■ Task A
In the API reference text, what is the default number of threads used to download a job result?

■ Selected passage
....

Save the job result into a msgpack.gz file. :param job_id: job id :type job_id: str :param path: path to save the result :type path: str :param num_threads: number of threads to download the result.

Default: 4

Returns:

True if success

export_data(db_name: str, table_name: str, storage_type: str, params: ExportParams | None = None) Job[source]

Export data from Treasure Data Service

Parameters:
  • db_name (str) – name of a database

  • table_name (str) – name of a table

  • storage_type (str) – type of the storage

  • params (dict) –

    optional parameters. Assuming the following keys:

    • access_key_id (str):

      ID to access the information to be exported.

    • secret_access_key (str):

      Password for the access_key_id.

    • file_prefix (str, optional):

      Filename of exported file. Default: “<database_name>/<table_name>”

    • file_format (str, optional):

      File format of the information to be exported. {“jsonl.gz”, “tsv.gz”, “json.gz”}

    • from (int, optional):

      From Time of the data to be exported in Unix epoch format.

....

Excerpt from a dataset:

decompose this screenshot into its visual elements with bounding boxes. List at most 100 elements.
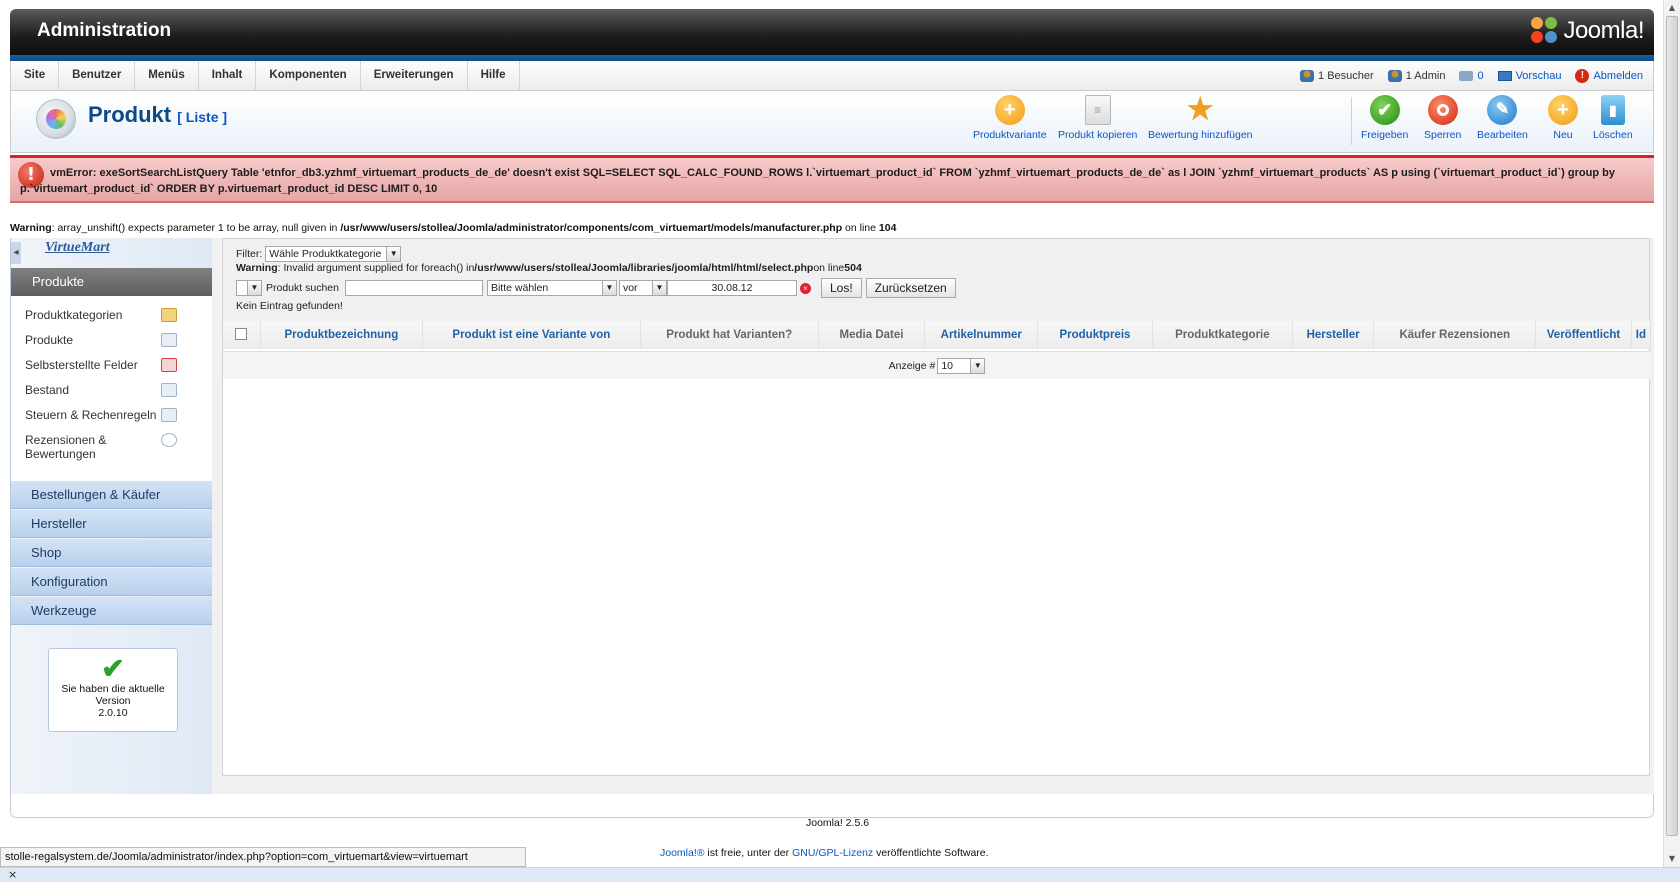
menu-content[interactable]: Inhalt [199,61,257,90]
joomla-link[interactable]: Joomla!® [660,847,705,859]
column-product-name[interactable]: Produktbezeichnung [260,321,423,349]
folder-icon [161,308,177,322]
column-sku[interactable]: Artikelnummer [924,321,1039,349]
sidebar-item-categories[interactable]: Produktkategorien [11,308,122,322]
sidebar-item-taxes[interactable]: Steuern & Rechenregeln [11,408,156,422]
unpublish-label: Sperren [1424,129,1462,141]
visitors-status: 1 Besucher [1300,69,1374,82]
column-price[interactable]: Produktpreis [1037,321,1153,349]
menu-menus[interactable]: Menüs [135,61,199,90]
period-select[interactable]: vor ▼ [618,280,667,296]
preview-link[interactable]: Vorschau [1497,69,1562,82]
sidebar-section-configuration[interactable]: Konfiguration [11,568,213,596]
sidebar-item-custom-fields[interactable]: Selbsterstellte Felder [11,358,138,372]
sidebar-item-label: Bestand [25,383,70,397]
toolbar-separator [1351,97,1352,145]
select-all-checkbox[interactable] [235,327,248,340]
joomla-logo[interactable]: Joomla! [1531,17,1644,45]
reset-button[interactable]: Zurücksetzen [865,278,956,298]
doc-icon [161,358,177,372]
new-button[interactable]: + Neu [1548,95,1578,141]
product-variant-label: Produktvariante [973,129,1047,141]
scroll-down-icon[interactable]: ▼ [1664,851,1680,866]
edit-button[interactable]: ✎ Bearbeiten [1477,95,1528,141]
admins-count: 1 Admin [1405,69,1446,82]
search-field-select[interactable]: ▼ [236,280,262,296]
page-scrollbar[interactable]: ▲ ▼ [1663,0,1680,867]
sidebar-item-label: Produkte [25,333,74,347]
product-variant-button[interactable]: + Produktvariante [973,95,1047,141]
sidebar-item-reviews[interactable]: Rezensionen & Bewertungen [11,433,161,461]
clear-date-icon[interactable]: × [799,282,811,294]
column-variant-of[interactable]: Produkt ist eine Variante von [422,321,641,349]
filter-label: Filter: [236,248,263,260]
go-button[interactable]: Los! [820,278,862,298]
type-select[interactable]: Bitte wählen ▼ [486,280,617,296]
star-icon: ★ [1186,93,1214,126]
category-select-value: Wähle Produktkategorie [269,248,382,260]
sidebar-item-stock[interactable]: Bestand [11,383,69,397]
column-published[interactable]: Veröffentlicht [1535,321,1632,349]
sidebar-section-tools[interactable]: Werkzeuge [11,597,213,625]
column-id[interactable]: Id [1631,321,1652,349]
delete-button[interactable]: ▮ Löschen [1593,95,1633,141]
license-suffix: veröffentlichte Software. [873,847,989,859]
menu-components[interactable]: Komponenten [256,61,361,90]
type-select-value: Bitte wählen [490,282,549,294]
scrollbar-thumb[interactable] [1666,16,1678,836]
chart-icon [161,383,177,397]
logout-icon: ! [1575,68,1590,83]
warning-text: : array_unshift() expects parameter 1 to… [51,222,341,234]
new-label: Neu [1553,129,1573,141]
add-rating-button[interactable]: ★ Bewertung hinzufügen [1148,93,1253,142]
browser-status-url: stolle-regalsystem.de/Joomla/administrat… [0,847,526,867]
menu-users[interactable]: Benutzer [59,61,136,90]
page-size-select[interactable]: 10 ▼ [937,357,986,374]
column-manufacturer[interactable]: Hersteller [1292,321,1375,349]
php-warning-1: Warning: array_unshift() expects paramet… [10,222,896,234]
preview-label: Vorschau [1515,69,1562,82]
warning-online: on line [813,262,845,274]
joomla-logo-text: Joomla! [1563,17,1644,44]
search-row: ▼ Produkt suchen Bitte wählen ▼ vor ▼ 30.0… [236,278,956,298]
virtuemart-logo[interactable]: VirtueMart [45,240,120,266]
copy-product-button[interactable]: ≡ Produkt kopieren [1058,95,1137,141]
sidebar-section-shop[interactable]: Shop [11,539,213,567]
publish-label: Freigeben [1361,129,1409,141]
warning-path: /usr/www/users/stollea/Joomla/administra… [340,222,843,234]
version-number: 2.0.10 [98,707,128,719]
publish-button[interactable]: ✔ Freigeben [1361,95,1408,141]
unpublish-button[interactable]: Sperren [1424,95,1461,141]
chevron-down-icon: ▼ [601,281,616,295]
preview-icon [1497,70,1512,81]
gpl-link[interactable]: GNU/GPL-Lizenz [792,847,873,859]
admin-title: Administration [37,20,172,41]
column-reviews: Käufer Rezensionen [1373,321,1537,349]
sidebar-section-manufacturers[interactable]: Hersteller [11,510,213,538]
menu-site[interactable]: Site [11,61,60,90]
collapse-sidebar-icon[interactable]: ◂ [11,242,21,264]
search-input[interactable] [344,280,483,296]
warning-line: 504 [844,262,862,274]
period-select-value: vor [622,282,638,294]
sidebar-section-products[interactable]: Produkte [11,268,213,296]
scroll-up-icon[interactable]: ▲ [1664,0,1680,15]
logout-link[interactable]: ! Abmelden [1575,68,1643,83]
date-input[interactable]: 30.08.12 [666,280,797,296]
table-header-row: Produktbezeichnung Produkt ist eine Vari… [223,321,1652,349]
menu-help[interactable]: Hilfe [468,61,520,90]
sidebar-section-orders[interactable]: Bestellungen & Käufer [11,481,213,509]
visitors-count: 1 Besucher [1318,69,1374,82]
messages-link[interactable]: 0 [1459,69,1484,82]
category-select[interactable]: Wähle Produktkategorie ▼ [265,246,402,262]
messages-count: 0 [1477,69,1484,82]
close-icon[interactable]: × [8,868,17,881]
warning-line: 104 [878,222,897,234]
copy-product-label: Produkt kopieren [1058,129,1138,141]
sidebar-item-products[interactable]: Produkte [11,333,73,347]
empty-message: Kein Eintrag gefunden! [236,300,343,312]
menu-extensions[interactable]: Erweiterungen [361,61,468,90]
chevron-down-icon: ▼ [651,281,666,295]
warning-label: Warning [236,262,278,274]
trash-icon: ▮ [1600,95,1625,125]
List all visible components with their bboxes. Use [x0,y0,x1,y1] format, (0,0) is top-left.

....

■ Task B
Edit the records from the line containing "menu-content[interactable]: Inhalt [199,61,257,90]" through the line containing "folder-icon [161,308,177,322]": swap "Produktbezeichnung" for "Artikelname" and keep everything else the same. Return only those lines.

■ Correct answer A
4

■ Correct answer B
menu-content[interactable]: Inhalt [199,61,257,90]
joomla-link[interactable]: Joomla!® [660,847,705,859]
column-product-name[interactable]: Artikelname [260,321,423,349]
folder-icon [161,308,177,322]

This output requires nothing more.